▸ Exercise task
Echo the lines below word for word, starting with the first one and going on through the line with "The arms A1 is at (350, 670).". Leave the pictures out of your answer.

▸ Records to process
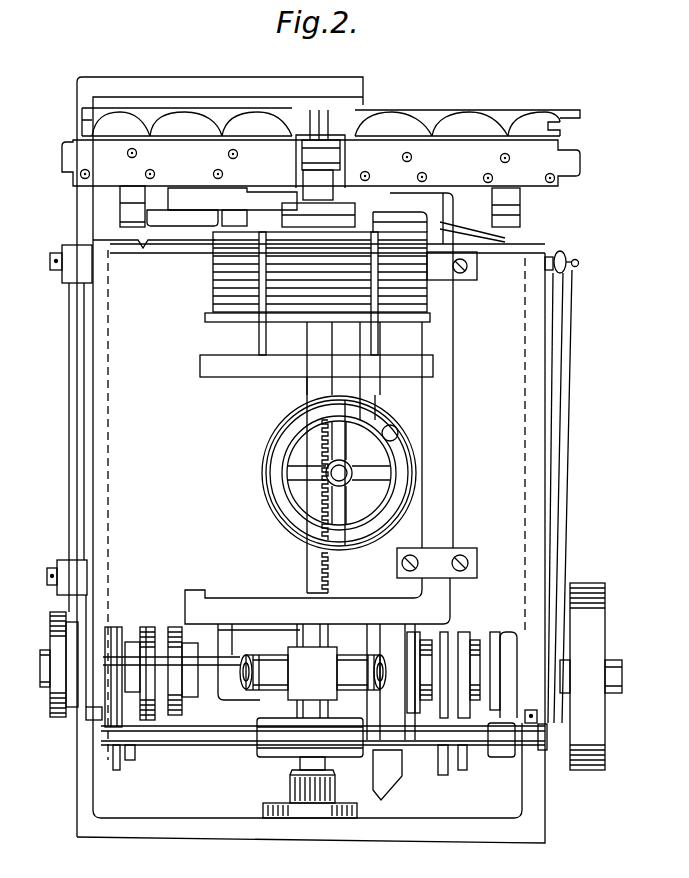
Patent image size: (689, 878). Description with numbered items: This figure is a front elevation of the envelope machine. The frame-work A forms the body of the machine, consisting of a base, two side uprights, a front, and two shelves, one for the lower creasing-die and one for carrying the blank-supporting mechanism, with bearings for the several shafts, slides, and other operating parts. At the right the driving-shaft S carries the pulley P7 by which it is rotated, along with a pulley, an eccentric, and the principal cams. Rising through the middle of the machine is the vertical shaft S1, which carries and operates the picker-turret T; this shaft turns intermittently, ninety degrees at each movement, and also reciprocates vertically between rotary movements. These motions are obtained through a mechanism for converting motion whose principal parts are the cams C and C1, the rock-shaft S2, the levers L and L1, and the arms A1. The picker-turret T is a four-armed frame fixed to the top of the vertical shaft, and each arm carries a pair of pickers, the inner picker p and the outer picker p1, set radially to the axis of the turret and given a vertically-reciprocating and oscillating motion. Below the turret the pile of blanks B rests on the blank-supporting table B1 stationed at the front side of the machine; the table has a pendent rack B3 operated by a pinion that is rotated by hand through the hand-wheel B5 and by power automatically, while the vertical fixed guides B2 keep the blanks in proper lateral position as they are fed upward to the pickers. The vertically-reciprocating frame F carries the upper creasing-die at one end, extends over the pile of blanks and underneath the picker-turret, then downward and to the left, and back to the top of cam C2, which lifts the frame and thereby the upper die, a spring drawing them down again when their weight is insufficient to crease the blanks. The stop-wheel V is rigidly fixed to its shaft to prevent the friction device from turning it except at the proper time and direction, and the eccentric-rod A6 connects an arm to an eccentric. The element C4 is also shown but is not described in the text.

The frame-work A is at (313, 460).
The arms A1 is at (350, 670).
The eccentric-rod A6 is at (147, 627).
The pile of blanks B is at (320, 283).
The blank-supporting table B1 is at (203, 327).
The vertical fixed guides B2 is at (262, 341).
The pendent rack B3 is at (307, 393).
The hand-wheel B5 is at (265, 466).
The cam C is at (387, 775).
The cam C1 is at (497, 632).
The cam C2 is at (173, 745).
The pawl lever C4 is at (127, 745).
The vertically-reciprocating frame F is at (320, 405).
The lever L is at (302, 706).
The lever L1 is at (497, 760).
The pulley P7 is at (602, 617).
The driving-shaft S is at (613, 663).
The vertical shaft S1 is at (295, 763).
The rock-shaft S2 is at (78, 737).
The picker-turret T is at (321, 163).
The stop-wheel V is at (118, 627).
The inner picker p is at (329, 122).
The outer picker p1 is at (331, 167).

▸ Final result
Patent image size: (689, 878). Description with numbered items: This figure is a front elevation of the envelope machine. The frame-work A forms the body of the machine, consisting of a base, two side uprights, a front, and two shelves, one for the lower creasing-die and one for carrying the blank-supporting mechanism, with bearings for the several shafts, slides, and other operating parts. At the right the driving-shaft S carries the pulley P7 by which it is rotated, along with a pulley, an eccentric, and the principal cams. Rising through the middle of the machine is the vertical shaft S1, which carries and operates the picker-turret T; this shaft turns intermittently, ninety degrees at each movement, and also reciprocates vertically between rotary movements. These motions are obtained through a mechanism for converting motion whose principal parts are the cams C and C1, the rock-shaft S2, the levers L and L1, and the arms A1. The picker-turret T is a four-armed frame fixed to the top of the vertical shaft, and each arm carries a pair of pickers, the inner picker p and the outer picker p1, set radially to the axis of the turret and given a vertically-reciprocating and oscillating motion. Below the turret the pile of blanks B rests on the blank-supporting table B1 stationed at the front side of the machine; the table has a pendent rack B3 operated by a pinion that is rotated by hand through the hand-wheel B5 and by power automatically, while the vertical fixed guides B2 keep the blanks in proper lateral position as they are fed upward to the pickers. The vertically-reciprocating frame F carries the upper creasing-die at one end, extends over the pile of blanks and underneath the picker-turret, then downward and to the left, and back to the top of cam C2, which lifts the frame and thereby the upper die, a spring drawing them down again when their weight is insufficient to crease the blanks. The stop-wheel V is rigidly fixed to its shaft to prevent the friction device from turning it except at the proper time and direction, and the eccentric-rod A6 connects an arm to an eccentric. The element C4 is also shown but is not described in the text.

The frame-work A is at (313, 460).
The arms A1 is at (350, 670).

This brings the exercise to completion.